--- The task ---
Each line that follows is to be retyped exactly.
======== Recorded data ========
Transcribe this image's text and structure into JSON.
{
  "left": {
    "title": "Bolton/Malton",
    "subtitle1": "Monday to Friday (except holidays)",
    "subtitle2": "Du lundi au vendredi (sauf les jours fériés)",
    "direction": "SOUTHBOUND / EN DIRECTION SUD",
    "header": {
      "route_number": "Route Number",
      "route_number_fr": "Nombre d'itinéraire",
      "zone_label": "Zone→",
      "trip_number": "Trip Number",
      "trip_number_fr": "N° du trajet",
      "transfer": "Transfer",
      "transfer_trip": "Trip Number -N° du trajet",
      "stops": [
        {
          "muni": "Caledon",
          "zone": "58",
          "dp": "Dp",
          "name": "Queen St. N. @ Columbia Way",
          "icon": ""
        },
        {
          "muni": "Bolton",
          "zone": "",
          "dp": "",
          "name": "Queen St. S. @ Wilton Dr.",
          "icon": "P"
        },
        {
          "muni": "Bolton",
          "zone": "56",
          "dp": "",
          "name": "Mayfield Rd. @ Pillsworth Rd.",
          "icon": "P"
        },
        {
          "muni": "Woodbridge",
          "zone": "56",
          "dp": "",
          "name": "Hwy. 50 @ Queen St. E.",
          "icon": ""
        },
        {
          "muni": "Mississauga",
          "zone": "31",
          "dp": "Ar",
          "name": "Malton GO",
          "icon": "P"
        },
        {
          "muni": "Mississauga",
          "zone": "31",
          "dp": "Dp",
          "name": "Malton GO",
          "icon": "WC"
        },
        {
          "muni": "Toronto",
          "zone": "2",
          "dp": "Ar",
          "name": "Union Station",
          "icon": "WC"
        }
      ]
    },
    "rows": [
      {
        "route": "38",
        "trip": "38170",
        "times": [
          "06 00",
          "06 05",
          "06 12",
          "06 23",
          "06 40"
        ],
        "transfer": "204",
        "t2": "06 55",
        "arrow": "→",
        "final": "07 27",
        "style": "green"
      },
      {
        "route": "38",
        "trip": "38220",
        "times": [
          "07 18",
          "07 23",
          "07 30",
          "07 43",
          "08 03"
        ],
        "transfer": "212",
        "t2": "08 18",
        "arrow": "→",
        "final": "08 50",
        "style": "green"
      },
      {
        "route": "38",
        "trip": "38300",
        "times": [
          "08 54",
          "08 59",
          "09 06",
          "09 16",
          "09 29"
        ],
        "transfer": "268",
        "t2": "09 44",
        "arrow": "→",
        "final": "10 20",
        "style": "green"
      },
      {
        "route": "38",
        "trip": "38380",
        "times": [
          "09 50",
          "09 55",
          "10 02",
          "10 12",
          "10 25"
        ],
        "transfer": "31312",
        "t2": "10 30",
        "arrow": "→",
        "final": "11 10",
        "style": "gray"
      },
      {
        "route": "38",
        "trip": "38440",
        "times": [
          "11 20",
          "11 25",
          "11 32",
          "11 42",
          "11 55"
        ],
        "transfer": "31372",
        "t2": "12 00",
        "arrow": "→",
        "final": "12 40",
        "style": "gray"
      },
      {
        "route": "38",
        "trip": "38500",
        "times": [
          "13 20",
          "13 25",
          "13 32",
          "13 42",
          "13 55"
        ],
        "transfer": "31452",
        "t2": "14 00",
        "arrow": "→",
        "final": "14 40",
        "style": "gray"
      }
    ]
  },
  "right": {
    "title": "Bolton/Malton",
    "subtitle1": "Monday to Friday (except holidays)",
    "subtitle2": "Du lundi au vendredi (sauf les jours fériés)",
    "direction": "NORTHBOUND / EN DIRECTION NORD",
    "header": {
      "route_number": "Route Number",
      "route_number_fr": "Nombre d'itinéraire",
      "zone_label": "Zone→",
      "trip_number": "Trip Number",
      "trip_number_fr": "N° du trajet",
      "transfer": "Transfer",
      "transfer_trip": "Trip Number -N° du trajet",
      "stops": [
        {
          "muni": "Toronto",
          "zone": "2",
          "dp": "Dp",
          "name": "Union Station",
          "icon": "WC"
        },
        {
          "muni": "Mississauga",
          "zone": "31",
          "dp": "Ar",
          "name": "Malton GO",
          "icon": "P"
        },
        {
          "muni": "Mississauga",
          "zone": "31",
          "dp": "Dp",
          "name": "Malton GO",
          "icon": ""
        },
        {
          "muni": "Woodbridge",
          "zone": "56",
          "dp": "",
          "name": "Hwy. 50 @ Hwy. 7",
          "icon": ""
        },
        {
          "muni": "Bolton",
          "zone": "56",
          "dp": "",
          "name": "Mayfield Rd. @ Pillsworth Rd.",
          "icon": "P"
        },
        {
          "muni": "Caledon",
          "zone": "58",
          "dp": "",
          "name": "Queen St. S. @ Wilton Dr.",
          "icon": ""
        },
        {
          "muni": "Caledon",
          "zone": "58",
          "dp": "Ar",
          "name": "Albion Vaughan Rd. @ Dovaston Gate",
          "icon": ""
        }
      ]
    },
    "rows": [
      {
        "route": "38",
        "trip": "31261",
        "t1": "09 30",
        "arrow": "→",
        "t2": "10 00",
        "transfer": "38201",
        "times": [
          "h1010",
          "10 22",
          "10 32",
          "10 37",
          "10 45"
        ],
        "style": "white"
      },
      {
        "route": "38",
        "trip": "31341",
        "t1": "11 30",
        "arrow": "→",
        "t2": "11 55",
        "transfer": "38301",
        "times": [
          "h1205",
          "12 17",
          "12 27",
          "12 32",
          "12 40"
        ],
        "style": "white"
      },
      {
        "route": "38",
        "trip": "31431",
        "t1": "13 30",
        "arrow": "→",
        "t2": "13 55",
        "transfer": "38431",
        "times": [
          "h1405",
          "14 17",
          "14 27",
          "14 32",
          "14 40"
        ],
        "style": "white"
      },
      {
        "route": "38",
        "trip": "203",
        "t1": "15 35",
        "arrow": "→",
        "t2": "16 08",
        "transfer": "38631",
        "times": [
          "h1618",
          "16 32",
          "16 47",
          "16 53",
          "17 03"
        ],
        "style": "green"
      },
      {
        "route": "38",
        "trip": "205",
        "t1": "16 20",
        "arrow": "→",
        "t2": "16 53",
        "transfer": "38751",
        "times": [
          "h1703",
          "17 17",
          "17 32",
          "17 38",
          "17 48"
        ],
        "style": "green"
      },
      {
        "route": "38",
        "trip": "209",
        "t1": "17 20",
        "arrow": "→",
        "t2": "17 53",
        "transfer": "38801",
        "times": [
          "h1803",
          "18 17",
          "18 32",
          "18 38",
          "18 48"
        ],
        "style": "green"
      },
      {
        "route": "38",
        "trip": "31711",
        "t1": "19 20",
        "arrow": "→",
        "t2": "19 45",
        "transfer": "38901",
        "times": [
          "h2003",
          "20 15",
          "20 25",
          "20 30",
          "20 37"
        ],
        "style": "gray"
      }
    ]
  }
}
========
--- Exercise response ---
Transcribe this image's text and structure into JSON.
{
  "left": {
    "title": "Bolton/Malton",
    "subtitle1": "Monday to Friday (except holidays)",
    "subtitle2": "Du lundi au vendredi (sauf les jours fériés)",
    "direction": "SOUTHBOUND / EN DIRECTION SUD",
    "header": {
      "route_number": "Route Number",
      "route_number_fr": "Nombre d'itinéraire",
      "zone_label": "Zone→",
      "trip_number": "Trip Number",
      "trip_number_fr": "N° du trajet",
      "transfer": "Transfer",
      "transfer_trip": "Trip Number -N° du trajet",
      "stops": [
        {
          "muni": "Caledon",
          "zone": "58",
          "dp": "Dp",
          "name": "Queen St. N. @ Columbia Way",
          "icon": ""
        },
        {
          "muni": "Bolton",
          "zone": "",
          "dp": "",
          "name": "Queen St. S. @ Wilton Dr.",
          "icon": "P"
        },
        {
          "muni": "Bolton",
          "zone": "56",
          "dp": "",
          "name": "Mayfield Rd. @ Pillsworth Rd.",
          "icon": "P"
        },
        {
          "muni": "Woodbridge",
          "zone": "56",
          "dp": "",
          "name": "Hwy. 50 @ Queen St. E.",
          "icon": ""
        },
        {
          "muni": "Mississauga",
          "zone": "31",
          "dp": "Ar",
          "name": "Malton GO",
          "icon": "P"
        },
        {
          "muni": "Mississauga",
          "zone": "31",
          "dp": "Dp",
          "name": "Malton GO",
          "icon": "WC"
        },
        {
          "muni": "Toronto",
          "zone": "2",
          "dp": "Ar",
          "name": "Union Station",
          "icon": "WC"
        }
      ]
    },
    "rows": [
      {
        "route": "38",
        "trip": "38170",
        "times": [
          "06 00",
          "06 05",
          "06 12",
          "06 23",
          "06 40"
        ],
        "transfer": "204",
        "t2": "06 55",
        "arrow": "→",
        "final": "07 27",
        "style": "green"
      },
      {
        "route": "38",
        "trip": "38220",
        "times": [
          "07 18",
          "07 23",
          "07 30",
          "07 43",
          "08 03"
        ],
        "transfer": "212",
        "t2": "08 18",
        "arrow": "→",
        "final": "08 50",
        "style": "green"
      },
      {
        "route": "38",
        "trip": "38300",
        "times": [
          "08 54",
          "08 59",
          "09 06",
          "09 16",
          "09 29"
        ],
        "transfer": "268",
        "t2": "09 44",
        "arrow": "→",
        "final": "10 20",
        "style": "green"
      },
      {
        "route": "38",
        "trip": "38380",
        "times": [
          "09 50",
          "09 55",
          "10 02",
          "10 12",
          "10 25"
        ],
        "transfer": "31312",
        "t2": "10 30",
        "arrow": "→",
        "final": "11 10",
        "style": "gray"
      },
      {
        "route": "38",
        "trip": "38440",
        "times": [
          "11 20",
          "11 25",
          "11 32",
          "11 42",
          "11 55"
        ],
        "transfer": "31372",
        "t2": "12 00",
        "arrow": "→",
        "final": "12 40",
        "style": "gray"
      },
      {
        "route": "38",
        "trip": "38500",
        "times": [
          "13 20",
          "13 25",
          "13 32",
          "13 42",
          "13 55"
        ],
        "transfer": "31452",
        "t2": "14 00",
        "arrow": "→",
        "final": "14 40",
        "style": "gray"
      }
    ]
  },
  "right": {
    "title": "Bolton/Malton",
    "subtitle1": "Monday to Friday (except holidays)",
    "subtitle2": "Du lundi au vendredi (sauf les jours fériés)",
    "direction": "NORTHBOUND / EN DIRECTION NORD",
    "header": {
      "route_number": "Route Number",
      "route_number_fr": "Nombre d'itinéraire",
      "zone_label": "Zone→",
      "trip_number": "Trip Number",
      "trip_number_fr": "N° du trajet",
      "transfer": "Transfer",
      "transfer_trip": "Trip Number -N° du trajet",
      "stops": [
        {
          "muni": "Toronto",
          "zone": "2",
          "dp": "Dp",
          "name": "Union Station",
          "icon": "WC"
        },
        {
          "muni": "Mississauga",
          "zone": "31",
          "dp": "Ar",
          "name": "Malton GO",
          "icon": "P"
        },
        {
          "muni": "Mississauga",
          "zone": "31",
          "dp": "Dp",
          "name": "Malton GO",
          "icon": ""
        },
        {
          "muni": "Woodbridge",
          "zone": "56",
          "dp": "",
          "name": "Hwy. 50 @ Hwy. 7",
          "icon": ""
        },
        {
          "muni": "Bolton",
          "zone": "56",
          "dp": "",
          "name": "Mayfield Rd. @ Pillsworth Rd.",
          "icon": "P"
        },
        {
          "muni": "Caledon",
          "zone": "58",
          "dp": "",
          "name": "Queen St. S. @ Wilton Dr.",
          "icon": ""
        },
        {
          "muni": "Caledon",
          "zone": "58",
          "dp": "Ar",
          "name": "Albion Vaughan Rd. @ Dovaston Gate",
          "icon": ""
        }
      ]
    },
    "rows": [
      {
        "route": "38",
        "trip": "31261",
        "t1": "09 30",
        "arrow": "→",
        "t2": "10 00",
        "transfer": "38201",
        "times": [
          "h1010",
          "10 22",
          "10 32",
          "10 37",
          "10 45"
        ],
        "style": "white"
      },
      {
        "route": "38",
        "trip": "31341",
        "t1": "11 30",
        "arrow": "→",
        "t2": "11 55",
        "transfer": "38301",
        "times": [
          "h1205",
          "12 17",
          "12 27",
          "12 32",
          "12 40"
        ],
        "style": "white"
      },
      {
        "route": "38",
        "trip": "31431",
        "t1": "13 30",
        "arrow": "→",
        "t2": "13 55",
        "transfer": "38431",
        "times": [
          "h1405",
          "14 17",
          "14 27",
          "14 32",
          "14 40"
        ],
        "style": "white"
      },
      {
        "route": "38",
        "trip": "203",
        "t1": "15 35",
        "arrow": "→",
        "t2": "16 08",
        "transfer": "38631",
        "times": [
          "h1618",
          "16 32",
          "16 47",
          "16 53",
          "17 03"
        ],
        "style": "green"
      },
      {
        "route": "38",
        "trip": "205",
        "t1": "16 20",
        "arrow": "→",
        "t2": "16 53",
        "transfer": "38751",
        "times": [
          "h1703",
          "17 17",
          "17 32",
          "17 38",
          "17 48"
        ],
        "style": "green"
      },
      {
        "route": "38",
        "trip": "209",
        "t1": "17 20",
        "arrow": "→",
        "t2": "17 53",
        "transfer": "38801",
        "times": [
          "h1803",
          "18 17",
          "18 32",
          "18 38",
          "18 48"
        ],
        "style": "green"
      },
      {
        "route": "38",
        "trip": "31711",
        "t1": "19 20",
        "arrow": "→",
        "t2": "19 45",
        "transfer": "38901",
        "times": [
          "h2003",
          "20 15",
          "20 25",
          "20 30",
          "20 37"
        ],
        "style": "gray"
      }
    ]
  }
}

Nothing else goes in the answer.